## Exercise description
Output every entry exactly as written.
-- Records shown start --
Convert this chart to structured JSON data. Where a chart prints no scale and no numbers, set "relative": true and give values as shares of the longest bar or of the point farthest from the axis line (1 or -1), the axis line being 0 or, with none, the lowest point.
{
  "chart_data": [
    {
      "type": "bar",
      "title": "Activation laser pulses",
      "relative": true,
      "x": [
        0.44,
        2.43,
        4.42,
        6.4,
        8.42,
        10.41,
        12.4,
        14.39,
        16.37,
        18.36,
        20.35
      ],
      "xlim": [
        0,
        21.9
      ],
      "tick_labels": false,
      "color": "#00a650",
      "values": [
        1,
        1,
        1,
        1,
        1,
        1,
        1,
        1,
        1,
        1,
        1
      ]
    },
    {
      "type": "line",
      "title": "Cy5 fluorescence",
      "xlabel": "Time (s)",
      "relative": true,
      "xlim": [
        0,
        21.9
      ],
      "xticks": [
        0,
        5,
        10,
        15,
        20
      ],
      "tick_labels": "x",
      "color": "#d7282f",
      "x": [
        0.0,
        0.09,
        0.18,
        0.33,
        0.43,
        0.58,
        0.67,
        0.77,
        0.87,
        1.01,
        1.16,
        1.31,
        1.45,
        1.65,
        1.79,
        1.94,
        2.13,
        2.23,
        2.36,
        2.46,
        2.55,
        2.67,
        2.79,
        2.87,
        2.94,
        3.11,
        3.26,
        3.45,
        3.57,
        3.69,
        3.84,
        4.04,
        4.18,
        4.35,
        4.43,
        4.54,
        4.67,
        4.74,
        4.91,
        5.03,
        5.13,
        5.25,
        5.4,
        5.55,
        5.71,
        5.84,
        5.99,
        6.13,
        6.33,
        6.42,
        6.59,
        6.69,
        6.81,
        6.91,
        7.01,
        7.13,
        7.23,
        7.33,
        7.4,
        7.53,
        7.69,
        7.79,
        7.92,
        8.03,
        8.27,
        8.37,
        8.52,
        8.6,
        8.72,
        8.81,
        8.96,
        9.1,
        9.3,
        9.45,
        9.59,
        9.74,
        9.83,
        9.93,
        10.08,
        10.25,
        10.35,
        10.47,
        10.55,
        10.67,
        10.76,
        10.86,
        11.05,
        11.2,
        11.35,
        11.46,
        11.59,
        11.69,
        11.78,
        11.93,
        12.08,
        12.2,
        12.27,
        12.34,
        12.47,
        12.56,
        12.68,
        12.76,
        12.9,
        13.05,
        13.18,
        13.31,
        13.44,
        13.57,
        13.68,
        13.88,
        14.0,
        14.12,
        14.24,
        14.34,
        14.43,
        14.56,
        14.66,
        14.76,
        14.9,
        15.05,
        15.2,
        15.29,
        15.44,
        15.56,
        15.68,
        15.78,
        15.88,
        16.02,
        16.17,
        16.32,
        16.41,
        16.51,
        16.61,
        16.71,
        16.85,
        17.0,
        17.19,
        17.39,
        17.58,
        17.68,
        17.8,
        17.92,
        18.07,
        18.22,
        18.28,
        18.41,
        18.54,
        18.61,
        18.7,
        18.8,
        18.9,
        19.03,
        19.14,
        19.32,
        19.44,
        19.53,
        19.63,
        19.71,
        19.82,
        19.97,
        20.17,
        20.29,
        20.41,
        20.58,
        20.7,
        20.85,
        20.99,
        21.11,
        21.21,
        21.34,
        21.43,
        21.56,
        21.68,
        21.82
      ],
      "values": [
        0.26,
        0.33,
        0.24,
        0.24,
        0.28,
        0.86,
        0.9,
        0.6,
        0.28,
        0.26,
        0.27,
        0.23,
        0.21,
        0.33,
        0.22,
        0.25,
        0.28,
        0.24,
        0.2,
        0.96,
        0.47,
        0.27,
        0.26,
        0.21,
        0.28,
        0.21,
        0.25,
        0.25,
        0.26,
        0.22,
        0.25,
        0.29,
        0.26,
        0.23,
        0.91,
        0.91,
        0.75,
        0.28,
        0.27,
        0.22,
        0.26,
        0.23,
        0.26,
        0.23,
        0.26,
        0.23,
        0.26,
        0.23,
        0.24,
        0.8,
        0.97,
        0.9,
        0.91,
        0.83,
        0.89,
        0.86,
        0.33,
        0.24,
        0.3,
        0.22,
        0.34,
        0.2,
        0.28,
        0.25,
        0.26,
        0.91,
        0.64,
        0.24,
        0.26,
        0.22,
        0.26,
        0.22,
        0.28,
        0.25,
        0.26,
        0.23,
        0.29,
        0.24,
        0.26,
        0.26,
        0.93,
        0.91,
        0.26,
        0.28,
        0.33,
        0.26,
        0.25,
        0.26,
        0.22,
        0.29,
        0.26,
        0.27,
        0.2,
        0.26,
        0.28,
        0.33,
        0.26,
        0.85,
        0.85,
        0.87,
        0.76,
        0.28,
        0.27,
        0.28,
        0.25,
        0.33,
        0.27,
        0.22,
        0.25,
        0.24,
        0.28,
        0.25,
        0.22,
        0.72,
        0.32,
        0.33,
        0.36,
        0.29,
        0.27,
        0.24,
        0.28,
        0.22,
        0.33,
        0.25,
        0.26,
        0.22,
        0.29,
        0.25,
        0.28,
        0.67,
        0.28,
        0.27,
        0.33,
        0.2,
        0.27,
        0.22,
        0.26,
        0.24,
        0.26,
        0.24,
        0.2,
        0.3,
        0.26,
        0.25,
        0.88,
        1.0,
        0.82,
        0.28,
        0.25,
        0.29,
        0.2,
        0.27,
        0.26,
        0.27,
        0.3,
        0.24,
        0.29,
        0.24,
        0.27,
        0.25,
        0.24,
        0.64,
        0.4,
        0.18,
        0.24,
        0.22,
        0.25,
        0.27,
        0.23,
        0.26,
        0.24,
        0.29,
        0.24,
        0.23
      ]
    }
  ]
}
-- Records shown end --
## Exercise result
Convert this chart to structured JSON data. Where a chart prints no scale and no numbers, set "relative": true and give values as shares of the longest bar or of the point farthest from the axis line (1 or -1), the axis line being 0 or, with none, the lowest point.
{
  "chart_data": [
    {
      "type": "bar",
      "title": "Activation laser pulses",
      "relative": true,
      "x": [
        0.44,
        2.43,
        4.42,
        6.4,
        8.42,
        10.41,
        12.4,
        14.39,
        16.37,
        18.36,
        20.35
      ],
      "xlim": [
        0,
        21.9
      ],
      "tick_labels": false,
      "color": "#00a650",
      "values": [
        1,
        1,
        1,
        1,
        1,
        1,
        1,
        1,
        1,
        1,
        1
      ]
    },
    {
      "type": "line",
      "title": "Cy5 fluorescence",
      "xlabel": "Time (s)",
      "relative": true,
      "xlim": [
        0,
        21.9
      ],
      "xticks": [
        0,
        5,
        10,
        15,
        20
      ],
      "tick_labels": "x",
      "color": "#d7282f",
      "x": [
        0.0,
        0.09,
        0.18,
        0.33,
        0.43,
        0.58,
        0.67,
        0.77,
        0.87,
        1.01,
        1.16,
        1.31,
        1.45,
        1.65,
        1.79,
        1.94,
        2.13,
        2.23,
        2.36,
        2.46,
        2.55,
        2.67,
        2.79,
        2.87,
        2.94,
        3.11,
        3.26,
        3.45,
        3.57,
        3.69,
        3.84,
        4.04,
        4.18,
        4.35,
        4.43,
        4.54,
        4.67,
        4.74,
        4.91,
        5.03,
        5.13,
        5.25,
        5.4,
        5.55,
        5.71,
        5.84,
        5.99,
        6.13,
        6.33,
        6.42,
        6.59,
        6.69,
        6.81,
        6.91,
        7.01,
        7.13,
        7.23,
        7.33,
        7.4,
        7.53,
        7.69,
        7.79,
        7.92,
        8.03,
        8.27,
        8.37,
        8.52,
        8.6,
        8.72,
        8.81,
        8.96,
        9.1,
        9.3,
        9.45,
        9.59,
        9.74,
        9.83,
        9.93,
        10.08,
        10.25,
        10.35,
        10.47,
        10.55,
        10.67,
        10.76,
        10.86,
        11.05,
        11.2,
        11.35,
        11.46,
        11.59,
        11.69,
        11.78,
        11.93,
        12.08,
        12.2,
        12.27,
        12.34,
        12.47,
        12.56,
        12.68,
        12.76,
        12.9,
        13.05,
        13.18,
        13.31,
        13.44,
        13.57,
        13.68,
        13.88,
        14.0,
        14.12,
        14.24,
        14.34,
        14.43,
        14.56,
        14.66,
        14.76,
        14.9,
        15.05,
        15.2,
        15.29,
        15.44,
        15.56,
        15.68,
        15.78,
        15.88,
        16.02,
        16.17,
        16.32,
        16.41,
        16.51,
        16.61,
        16.71,
        16.85,
        17.0,
        17.19,
        17.39,
        17.58,
        17.68,
        17.8,
        17.92,
        18.07,
        18.22,
        18.28,
        18.41,
        18.54,
        18.61,
        18.7,
        18.8,
        18.9,
        19.03,
        19.14,
        19.32,
        19.44,
        19.53,
        19.63,
        19.71,
        19.82,
        19.97,
        20.17,
        20.29,
        20.41,
        20.58,
        20.7,
        20.85,
        20.99,
        21.11,
        21.21,
        21.34,
        21.43,
        21.56,
        21.68,
        21.82
      ],
      "values": [
        0.26,
        0.33,
        0.24,
        0.24,
        0.28,
        0.86,
        0.9,
        0.6,
        0.28,
        0.26,
        0.27,
        0.23,
        0.21,
        0.33,
        0.22,
        0.25,
        0.28,
        0.24,
        0.2,
        0.96,
        0.47,
        0.27,
        0.26,
        0.21,
        0.28,
        0.21,
        0.25,
        0.25,
        0.26,
        0.22,
        0.25,
        0.29,
        0.26,
        0.23,
        0.91,
        0.91,
        0.75,
        0.28,
        0.27,
        0.22,
        0.26,
        0.23,
        0.26,
        0.23,
        0.26,
        0.23,
        0.26,
        0.23,
        0.24,
        0.8,
        0.97,
        0.9,
        0.91,
        0.83,
        0.89,
        0.86,
        0.33,
        0.24,
        0.3,
        0.22,
        0.34,
        0.2,
        0.28,
        0.25,
        0.26,
        0.91,
        0.64,
        0.24,
        0.26,
        0.22,
        0.26,
        0.22,
        0.28,
        0.25,
        0.26,
        0.23,
        0.29,
        0.24,
        0.26,
        0.26,
        0.93,
        0.91,
        0.26,
        0.28,
        0.33,
        0.26,
        0.25,
        0.26,
        0.22,
        0.29,
        0.26,
        0.27,
        0.2,
        0.26,
        0.28,
        0.33,
        0.26,
        0.85,
        0.85,
        0.87,
        0.76,
        0.28,
        0.27,
        0.28,
        0.25,
        0.33,
        0.27,
        0.22,
        0.25,
        0.24,
        0.28,
        0.25,
        0.22,
        0.72,
        0.32,
        0.33,
        0.36,
        0.29,
        0.27,
        0.24,
        0.28,
        0.22,
        0.33,
        0.25,
        0.26,
        0.22,
        0.29,
        0.25,
        0.28,
        0.67,
        0.28,
        0.27,
        0.33,
        0.2,
        0.27,
        0.22,
        0.26,
        0.24,
        0.26,
        0.24,
        0.2,
        0.3,
        0.26,
        0.25,
        0.88,
        1.0,
        0.82,
        0.28,
        0.25,
        0.29,
        0.2,
        0.27,
        0.26,
        0.27,
        0.3,
        0.24,
        0.29,
        0.24,
        0.27,
        0.25,
        0.24,
        0.64,
        0.4,
        0.18,
        0.24,
        0.22,
        0.25,
        0.27,
        0.23,
        0.26,
        0.24,
        0.29,
        0.24,
        0.23
      ]
    }
  ]
}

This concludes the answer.